> _Directive_: Pick out every line with the word "values" and copy it.

> _Data for the task_:
++++++

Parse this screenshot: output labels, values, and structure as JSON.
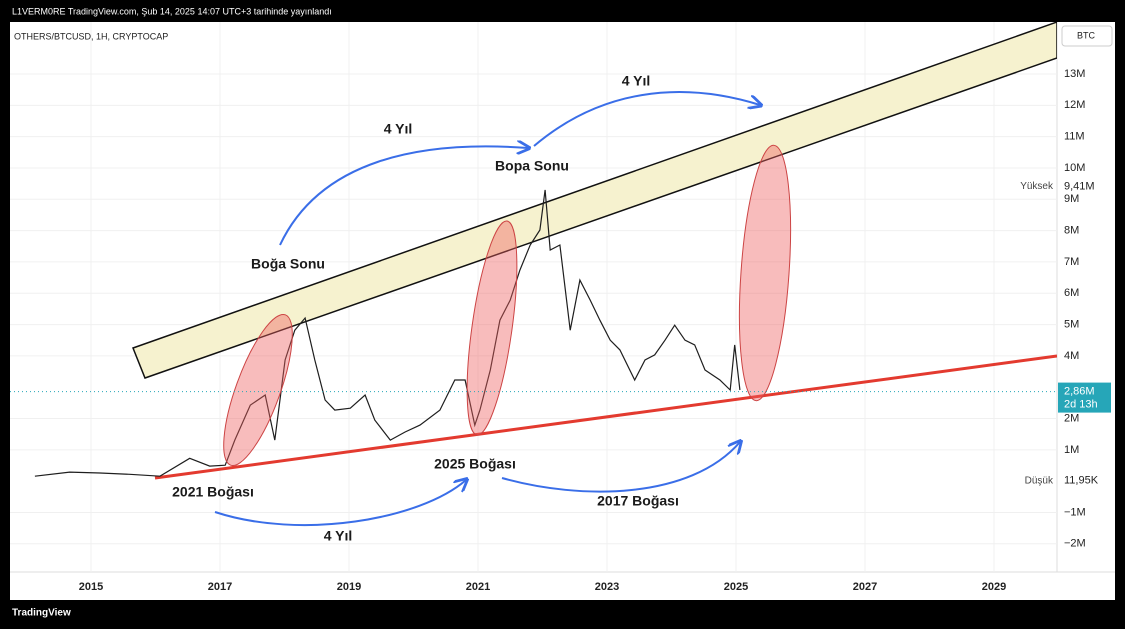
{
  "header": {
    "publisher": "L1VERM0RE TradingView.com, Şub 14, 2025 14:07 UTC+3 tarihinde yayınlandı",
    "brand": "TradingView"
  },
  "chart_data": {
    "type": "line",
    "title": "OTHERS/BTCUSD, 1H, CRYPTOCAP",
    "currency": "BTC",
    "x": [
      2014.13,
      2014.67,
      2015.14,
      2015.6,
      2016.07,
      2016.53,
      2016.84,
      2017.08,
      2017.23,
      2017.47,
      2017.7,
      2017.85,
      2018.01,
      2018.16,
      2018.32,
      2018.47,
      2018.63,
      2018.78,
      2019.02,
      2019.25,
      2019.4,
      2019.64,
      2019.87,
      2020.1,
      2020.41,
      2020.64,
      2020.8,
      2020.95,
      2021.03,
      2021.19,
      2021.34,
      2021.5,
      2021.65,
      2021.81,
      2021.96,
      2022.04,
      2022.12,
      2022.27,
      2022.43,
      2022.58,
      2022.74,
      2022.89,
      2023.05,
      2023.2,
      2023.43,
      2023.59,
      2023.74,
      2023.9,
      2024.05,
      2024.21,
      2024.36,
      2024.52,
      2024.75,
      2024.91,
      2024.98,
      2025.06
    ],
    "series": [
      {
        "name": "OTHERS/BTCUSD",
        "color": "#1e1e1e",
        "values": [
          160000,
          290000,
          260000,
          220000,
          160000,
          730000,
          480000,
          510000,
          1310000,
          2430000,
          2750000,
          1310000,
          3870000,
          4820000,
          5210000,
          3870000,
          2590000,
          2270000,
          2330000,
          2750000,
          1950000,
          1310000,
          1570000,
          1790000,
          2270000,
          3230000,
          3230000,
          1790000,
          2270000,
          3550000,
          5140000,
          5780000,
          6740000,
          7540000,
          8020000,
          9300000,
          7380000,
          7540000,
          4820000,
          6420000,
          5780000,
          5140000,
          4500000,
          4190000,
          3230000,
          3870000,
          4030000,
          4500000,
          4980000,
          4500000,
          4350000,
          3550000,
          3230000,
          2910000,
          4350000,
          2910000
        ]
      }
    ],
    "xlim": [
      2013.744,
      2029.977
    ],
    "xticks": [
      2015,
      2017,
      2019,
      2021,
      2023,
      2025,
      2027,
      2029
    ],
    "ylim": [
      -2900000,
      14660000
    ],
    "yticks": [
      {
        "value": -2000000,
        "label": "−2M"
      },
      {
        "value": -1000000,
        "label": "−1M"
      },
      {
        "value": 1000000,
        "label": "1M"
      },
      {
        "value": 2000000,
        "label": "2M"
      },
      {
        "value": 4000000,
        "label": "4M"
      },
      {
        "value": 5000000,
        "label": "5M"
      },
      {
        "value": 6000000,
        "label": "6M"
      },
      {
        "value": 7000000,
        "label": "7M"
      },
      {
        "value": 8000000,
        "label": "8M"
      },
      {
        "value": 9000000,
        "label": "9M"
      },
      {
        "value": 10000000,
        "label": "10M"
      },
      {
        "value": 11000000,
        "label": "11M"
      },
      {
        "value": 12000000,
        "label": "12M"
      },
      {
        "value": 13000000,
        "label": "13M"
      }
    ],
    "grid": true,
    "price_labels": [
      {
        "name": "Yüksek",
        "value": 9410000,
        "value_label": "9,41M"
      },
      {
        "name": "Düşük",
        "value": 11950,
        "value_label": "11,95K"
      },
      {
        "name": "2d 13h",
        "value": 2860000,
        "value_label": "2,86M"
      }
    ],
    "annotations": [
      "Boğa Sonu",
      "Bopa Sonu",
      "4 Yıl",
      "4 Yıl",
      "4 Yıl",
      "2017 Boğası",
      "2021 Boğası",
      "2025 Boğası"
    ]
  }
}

++++++

> _Output of the task_:
Parse this screenshot: output labels, values, and structure as JSON.
        "values": [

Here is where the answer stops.